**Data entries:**
--------------------------------

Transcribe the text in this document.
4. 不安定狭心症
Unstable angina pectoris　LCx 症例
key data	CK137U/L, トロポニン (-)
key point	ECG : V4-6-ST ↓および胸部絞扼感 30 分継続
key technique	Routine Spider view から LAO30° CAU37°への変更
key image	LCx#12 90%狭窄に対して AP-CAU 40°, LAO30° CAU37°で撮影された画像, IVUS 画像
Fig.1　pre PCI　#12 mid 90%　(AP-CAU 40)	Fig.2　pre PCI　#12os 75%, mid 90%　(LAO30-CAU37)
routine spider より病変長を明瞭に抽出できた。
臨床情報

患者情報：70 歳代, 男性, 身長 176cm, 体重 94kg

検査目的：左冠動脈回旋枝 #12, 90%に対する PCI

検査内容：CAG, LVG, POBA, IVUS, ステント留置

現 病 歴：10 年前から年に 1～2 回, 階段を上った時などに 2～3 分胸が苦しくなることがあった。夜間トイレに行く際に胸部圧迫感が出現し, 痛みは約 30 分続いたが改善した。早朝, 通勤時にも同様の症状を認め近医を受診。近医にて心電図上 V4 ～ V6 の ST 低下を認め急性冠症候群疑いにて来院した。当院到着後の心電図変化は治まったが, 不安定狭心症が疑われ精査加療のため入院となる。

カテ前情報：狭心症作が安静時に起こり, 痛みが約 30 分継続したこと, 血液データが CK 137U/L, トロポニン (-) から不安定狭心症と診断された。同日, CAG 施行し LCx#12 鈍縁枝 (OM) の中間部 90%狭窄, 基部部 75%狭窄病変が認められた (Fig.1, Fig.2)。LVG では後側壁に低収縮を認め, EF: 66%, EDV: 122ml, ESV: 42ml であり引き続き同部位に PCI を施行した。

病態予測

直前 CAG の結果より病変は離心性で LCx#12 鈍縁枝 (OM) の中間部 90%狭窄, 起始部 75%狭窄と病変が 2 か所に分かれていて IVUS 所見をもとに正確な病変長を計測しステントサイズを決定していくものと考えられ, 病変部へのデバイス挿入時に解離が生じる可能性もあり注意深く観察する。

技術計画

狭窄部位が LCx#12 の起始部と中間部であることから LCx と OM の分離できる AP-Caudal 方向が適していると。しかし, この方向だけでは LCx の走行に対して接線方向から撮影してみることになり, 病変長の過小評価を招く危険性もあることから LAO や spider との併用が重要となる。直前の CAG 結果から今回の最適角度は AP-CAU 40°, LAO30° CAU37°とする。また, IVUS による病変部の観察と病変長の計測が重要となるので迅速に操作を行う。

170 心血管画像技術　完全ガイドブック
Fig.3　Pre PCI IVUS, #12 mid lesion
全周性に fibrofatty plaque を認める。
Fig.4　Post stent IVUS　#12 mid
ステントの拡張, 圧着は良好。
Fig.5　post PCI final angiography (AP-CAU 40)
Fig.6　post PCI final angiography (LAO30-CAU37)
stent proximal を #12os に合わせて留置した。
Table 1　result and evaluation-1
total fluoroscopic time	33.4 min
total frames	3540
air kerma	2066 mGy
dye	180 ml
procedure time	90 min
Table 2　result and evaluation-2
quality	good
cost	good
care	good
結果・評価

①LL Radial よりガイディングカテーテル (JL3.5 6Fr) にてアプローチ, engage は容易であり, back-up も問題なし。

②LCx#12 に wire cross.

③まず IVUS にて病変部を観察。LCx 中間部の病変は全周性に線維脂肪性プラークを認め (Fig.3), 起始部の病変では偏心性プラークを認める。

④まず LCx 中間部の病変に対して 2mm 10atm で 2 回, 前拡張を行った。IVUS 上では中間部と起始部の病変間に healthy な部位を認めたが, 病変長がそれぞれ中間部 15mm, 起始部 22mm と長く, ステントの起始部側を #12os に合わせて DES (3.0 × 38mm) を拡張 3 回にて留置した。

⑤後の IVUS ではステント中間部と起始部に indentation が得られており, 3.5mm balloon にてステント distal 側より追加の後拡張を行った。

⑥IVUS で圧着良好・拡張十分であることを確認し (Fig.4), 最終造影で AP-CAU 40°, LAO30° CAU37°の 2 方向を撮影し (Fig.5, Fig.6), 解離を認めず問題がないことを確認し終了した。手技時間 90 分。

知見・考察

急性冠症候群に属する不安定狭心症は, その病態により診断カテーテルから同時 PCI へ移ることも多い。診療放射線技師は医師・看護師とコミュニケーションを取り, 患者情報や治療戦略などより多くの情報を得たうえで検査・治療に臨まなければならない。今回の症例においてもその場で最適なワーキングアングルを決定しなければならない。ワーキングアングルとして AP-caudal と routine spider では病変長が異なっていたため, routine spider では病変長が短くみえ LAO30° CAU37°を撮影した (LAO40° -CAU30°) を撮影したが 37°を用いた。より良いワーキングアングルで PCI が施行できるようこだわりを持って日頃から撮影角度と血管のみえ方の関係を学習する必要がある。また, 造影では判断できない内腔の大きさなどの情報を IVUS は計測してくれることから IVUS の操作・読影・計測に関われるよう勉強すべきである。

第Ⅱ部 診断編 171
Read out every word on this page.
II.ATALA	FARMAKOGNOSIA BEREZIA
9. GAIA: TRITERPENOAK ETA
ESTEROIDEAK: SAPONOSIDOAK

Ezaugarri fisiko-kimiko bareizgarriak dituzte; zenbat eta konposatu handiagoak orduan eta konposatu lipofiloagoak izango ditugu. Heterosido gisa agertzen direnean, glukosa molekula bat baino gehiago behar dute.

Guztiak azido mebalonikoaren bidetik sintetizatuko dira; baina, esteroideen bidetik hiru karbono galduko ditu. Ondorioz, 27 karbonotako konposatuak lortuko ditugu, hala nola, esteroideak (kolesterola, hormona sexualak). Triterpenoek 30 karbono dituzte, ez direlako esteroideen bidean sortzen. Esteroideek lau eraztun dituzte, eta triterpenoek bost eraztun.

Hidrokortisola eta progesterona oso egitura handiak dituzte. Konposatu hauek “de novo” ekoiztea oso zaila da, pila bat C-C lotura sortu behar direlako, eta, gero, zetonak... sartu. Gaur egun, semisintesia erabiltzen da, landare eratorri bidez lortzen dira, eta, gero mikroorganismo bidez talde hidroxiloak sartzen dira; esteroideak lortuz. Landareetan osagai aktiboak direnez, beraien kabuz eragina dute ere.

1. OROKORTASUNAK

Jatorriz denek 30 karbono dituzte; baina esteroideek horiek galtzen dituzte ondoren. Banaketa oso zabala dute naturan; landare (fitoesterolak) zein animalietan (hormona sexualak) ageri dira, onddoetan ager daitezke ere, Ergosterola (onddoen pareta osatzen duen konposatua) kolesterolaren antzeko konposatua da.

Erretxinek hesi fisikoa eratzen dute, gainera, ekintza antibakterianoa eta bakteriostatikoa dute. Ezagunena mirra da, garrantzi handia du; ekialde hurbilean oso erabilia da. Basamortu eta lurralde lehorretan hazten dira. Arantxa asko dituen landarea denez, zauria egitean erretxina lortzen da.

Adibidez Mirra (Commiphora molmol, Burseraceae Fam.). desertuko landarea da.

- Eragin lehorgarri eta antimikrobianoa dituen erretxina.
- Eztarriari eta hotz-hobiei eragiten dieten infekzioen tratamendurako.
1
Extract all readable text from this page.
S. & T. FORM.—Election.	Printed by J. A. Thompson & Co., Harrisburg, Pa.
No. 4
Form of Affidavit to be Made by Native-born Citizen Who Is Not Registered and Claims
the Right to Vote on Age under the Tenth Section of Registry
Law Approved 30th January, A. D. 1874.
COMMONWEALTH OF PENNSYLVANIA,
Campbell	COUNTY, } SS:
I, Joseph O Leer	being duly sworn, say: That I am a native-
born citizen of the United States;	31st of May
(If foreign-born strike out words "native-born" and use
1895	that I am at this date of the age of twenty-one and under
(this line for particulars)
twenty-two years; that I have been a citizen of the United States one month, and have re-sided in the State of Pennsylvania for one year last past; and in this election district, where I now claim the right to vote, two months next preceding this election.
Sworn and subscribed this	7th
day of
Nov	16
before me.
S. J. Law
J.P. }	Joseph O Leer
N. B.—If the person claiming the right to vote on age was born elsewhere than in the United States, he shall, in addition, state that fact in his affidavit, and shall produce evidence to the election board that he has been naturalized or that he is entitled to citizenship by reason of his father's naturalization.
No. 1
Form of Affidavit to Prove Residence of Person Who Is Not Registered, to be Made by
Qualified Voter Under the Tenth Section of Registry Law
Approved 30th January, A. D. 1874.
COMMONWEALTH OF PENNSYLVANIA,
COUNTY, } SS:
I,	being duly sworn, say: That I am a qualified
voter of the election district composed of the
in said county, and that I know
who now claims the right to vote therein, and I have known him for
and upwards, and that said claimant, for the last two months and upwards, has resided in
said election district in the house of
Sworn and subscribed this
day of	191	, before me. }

--------------------------------

**PROBLEM DESCRIPTION:**
Copy every line of the data that holds the string "ditugu".

**TASK ANSWER:**
Ezaugarri fisiko-kimiko bareizgarriak dituzte; zenbat eta konposatu handiagoak orduan eta konposatu lipofiloagoak izango ditugu. Heterosido gisa agertzen direnean, glukosa molekula bat baino gehiago behar dute.
Guztiak azido mebalonikoaren bidetik sintetizatuko dira; baina, esteroideen bidetik hiru karbono galduko ditu. Ondorioz, 27 karbonotako konposatuak lortuko ditugu, hala nola, esteroideak (kolesterola, hormona sexualak). Triterpenoek 30 karbono dituzte, ez direlako esteroideen bidean sortzen. Esteroideek lau eraztun dituzte, eta triterpenoek bost eraztun.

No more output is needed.